▶ What is asked
Which lines hold the word "نفسه"? Copy each of them.

▶ Recorded data
----

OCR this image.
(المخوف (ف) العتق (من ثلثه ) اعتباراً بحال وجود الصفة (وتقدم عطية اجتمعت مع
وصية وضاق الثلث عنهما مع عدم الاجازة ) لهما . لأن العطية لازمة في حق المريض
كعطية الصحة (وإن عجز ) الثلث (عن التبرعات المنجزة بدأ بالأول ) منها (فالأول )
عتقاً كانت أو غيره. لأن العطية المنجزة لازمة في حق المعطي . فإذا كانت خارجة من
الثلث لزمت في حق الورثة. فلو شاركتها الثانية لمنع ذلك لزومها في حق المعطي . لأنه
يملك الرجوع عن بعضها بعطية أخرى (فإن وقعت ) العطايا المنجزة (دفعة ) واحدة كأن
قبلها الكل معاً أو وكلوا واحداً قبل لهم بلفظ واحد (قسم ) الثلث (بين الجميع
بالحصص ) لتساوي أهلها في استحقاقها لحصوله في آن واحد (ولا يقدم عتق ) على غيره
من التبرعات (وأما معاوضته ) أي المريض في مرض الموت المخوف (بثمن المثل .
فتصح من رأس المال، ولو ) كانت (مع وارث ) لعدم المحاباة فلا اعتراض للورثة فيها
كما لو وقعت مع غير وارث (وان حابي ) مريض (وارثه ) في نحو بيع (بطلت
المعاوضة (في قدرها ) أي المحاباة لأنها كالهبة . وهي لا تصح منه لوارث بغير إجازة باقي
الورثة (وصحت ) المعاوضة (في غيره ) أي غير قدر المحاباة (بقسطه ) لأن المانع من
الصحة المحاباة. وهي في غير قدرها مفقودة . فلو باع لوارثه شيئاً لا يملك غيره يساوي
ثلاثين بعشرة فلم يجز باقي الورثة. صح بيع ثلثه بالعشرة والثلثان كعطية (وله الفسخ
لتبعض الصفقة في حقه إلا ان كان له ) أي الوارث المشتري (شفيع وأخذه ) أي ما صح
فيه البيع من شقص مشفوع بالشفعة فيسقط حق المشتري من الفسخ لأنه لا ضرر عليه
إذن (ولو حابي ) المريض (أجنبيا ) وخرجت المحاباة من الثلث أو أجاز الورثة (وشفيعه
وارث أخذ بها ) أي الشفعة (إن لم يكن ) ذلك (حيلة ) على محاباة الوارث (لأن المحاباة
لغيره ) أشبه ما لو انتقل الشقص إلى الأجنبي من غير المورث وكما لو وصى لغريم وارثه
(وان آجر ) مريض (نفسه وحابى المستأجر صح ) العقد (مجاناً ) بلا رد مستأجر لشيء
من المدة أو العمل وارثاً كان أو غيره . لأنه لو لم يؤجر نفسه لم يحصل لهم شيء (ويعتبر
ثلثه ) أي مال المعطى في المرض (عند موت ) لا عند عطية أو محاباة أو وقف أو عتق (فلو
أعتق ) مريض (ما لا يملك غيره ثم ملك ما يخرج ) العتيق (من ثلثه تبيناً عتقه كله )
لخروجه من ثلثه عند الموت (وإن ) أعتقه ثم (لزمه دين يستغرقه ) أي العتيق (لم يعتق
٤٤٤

----

▶ Task answer
(وان آجر ) مريض (نفسه وحابى المستأجر صح ) العقد (مجاناً ) بلا رد مستأجر لشيء
من المدة أو العمل وارثاً كان أو غيره . لأنه لو لم يؤجر نفسه لم يحصل لهم شيء (ويعتبر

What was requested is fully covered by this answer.